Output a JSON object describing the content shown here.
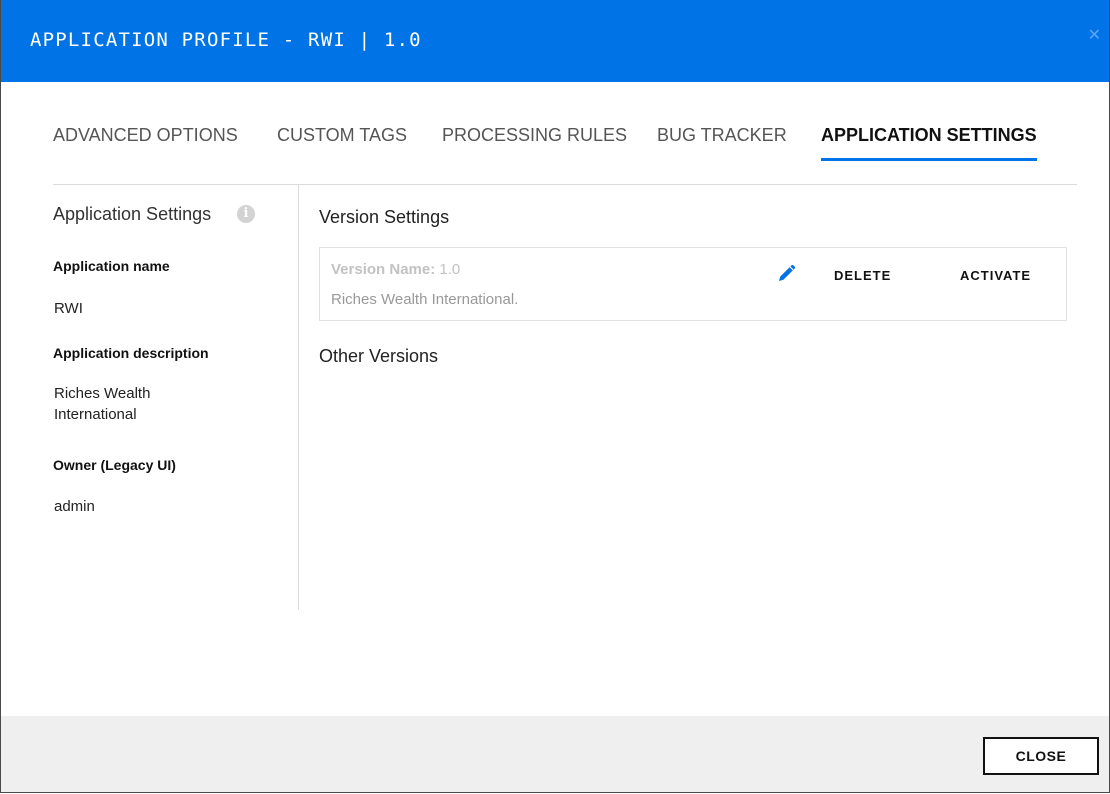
{
  "window": {
    "title": "APPLICATION PROFILE - RWI | 1.0",
    "accent_color": "#0073e7"
  },
  "tabs": [
    {
      "label": "ADVANCED OPTIONS",
      "active": false
    },
    {
      "label": "CUSTOM TAGS",
      "active": false
    },
    {
      "label": "PROCESSING RULES",
      "active": false
    },
    {
      "label": "BUG TRACKER",
      "active": false
    },
    {
      "label": "APPLICATION SETTINGS",
      "active": true
    }
  ],
  "sidebar": {
    "heading": "Application Settings",
    "info_icon": "info-icon",
    "fields": [
      {
        "label": "Application name",
        "value": "RWI"
      },
      {
        "label": "Application description",
        "value": "Riches Wealth International"
      },
      {
        "label": "Owner (Legacy UI)",
        "value": "admin"
      }
    ]
  },
  "main": {
    "version_settings_title": "Version Settings",
    "version": {
      "name_label": "Version Name:",
      "name_value": "1.0",
      "description": "Riches Wealth International.",
      "edit_icon": "pencil-icon",
      "delete_label": "DELETE",
      "activate_label": "ACTIVATE"
    },
    "other_versions_title": "Other Versions"
  },
  "footer": {
    "close_label": "CLOSE"
  }
}
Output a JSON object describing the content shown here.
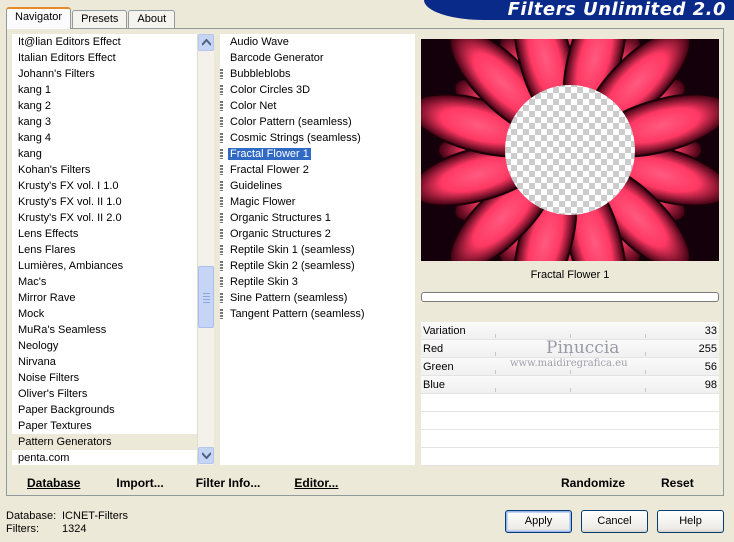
{
  "tabs": [
    "Navigator",
    "Presets",
    "About"
  ],
  "banner_title": "Filters Unlimited 2.0",
  "categories": [
    "It@lian Editors Effect",
    "Italian Editors Effect",
    "Johann's Filters",
    "kang 1",
    "kang 2",
    "kang 3",
    "kang 4",
    "kang",
    "Kohan's Filters",
    "Krusty's FX vol. I 1.0",
    "Krusty's FX vol. II 1.0",
    "Krusty's FX vol. II 2.0",
    "Lens Effects",
    "Lens Flares",
    "Lumières, Ambiances",
    "Mac's",
    "Mirror Rave",
    "Mock",
    "MuRa's Seamless",
    "Neology",
    "Nirvana",
    "Noise Filters",
    "Oliver's Filters",
    "Paper Backgrounds",
    "Paper Textures",
    "Pattern Generators",
    "penta.com"
  ],
  "selected_category": "Pattern Generators",
  "filters": [
    {
      "name": "Audio Wave",
      "marker": false
    },
    {
      "name": "Barcode Generator",
      "marker": false
    },
    {
      "name": "Bubbleblobs",
      "marker": true
    },
    {
      "name": "Color Circles 3D",
      "marker": true
    },
    {
      "name": "Color Net",
      "marker": true
    },
    {
      "name": "Color Pattern (seamless)",
      "marker": true
    },
    {
      "name": "Cosmic Strings (seamless)",
      "marker": true
    },
    {
      "name": "Fractal Flower 1",
      "marker": true
    },
    {
      "name": "Fractal Flower 2",
      "marker": true
    },
    {
      "name": "Guidelines",
      "marker": true
    },
    {
      "name": "Magic Flower",
      "marker": true
    },
    {
      "name": "Organic Structures 1",
      "marker": true
    },
    {
      "name": "Organic Structures 2",
      "marker": true
    },
    {
      "name": "Reptile Skin 1 (seamless)",
      "marker": true
    },
    {
      "name": "Reptile Skin 2 (seamless)",
      "marker": true
    },
    {
      "name": "Reptile Skin 3",
      "marker": true
    },
    {
      "name": "Sine Pattern (seamless)",
      "marker": true
    },
    {
      "name": "Tangent Pattern (seamless)",
      "marker": true
    }
  ],
  "selected_filter": "Fractal Flower 1",
  "preview_caption": "Fractal Flower 1",
  "params": [
    {
      "name": "Variation",
      "value": "33"
    },
    {
      "name": "Red",
      "value": "255"
    },
    {
      "name": "Green",
      "value": "56"
    },
    {
      "name": "Blue",
      "value": "98"
    }
  ],
  "watermark": {
    "name": "Pinuccia",
    "url": "www.maidiregrafica.eu"
  },
  "buttons": {
    "database": "Database",
    "import": "Import...",
    "filter_info": "Filter Info...",
    "editor": "Editor...",
    "randomize": "Randomize",
    "reset": "Reset",
    "apply": "Apply",
    "cancel": "Cancel",
    "help": "Help"
  },
  "status": {
    "database_label": "Database:",
    "database_value": "ICNET-Filters",
    "filters_label": "Filters:",
    "filters_value": "1324"
  },
  "colors": {
    "petal": "#ff3863",
    "selection": "#316ac5",
    "banner": "#0a2a8a"
  }
}
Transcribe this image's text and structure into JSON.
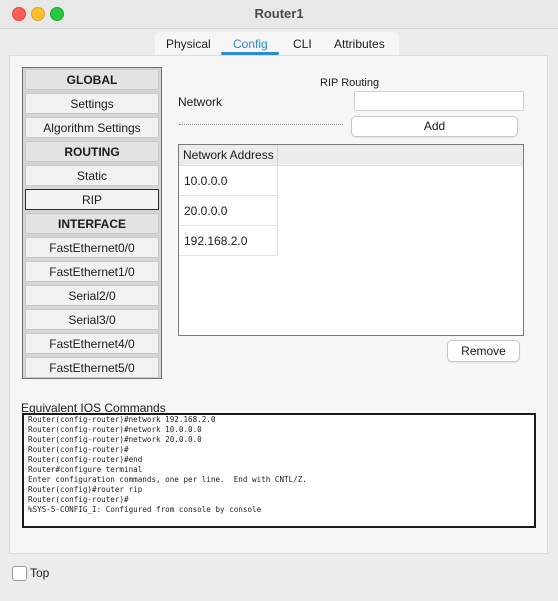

STATED GOAL ::
Find how many lines in the listing hold "icon", and reply with that number only.

TASK OUTPUT ::
2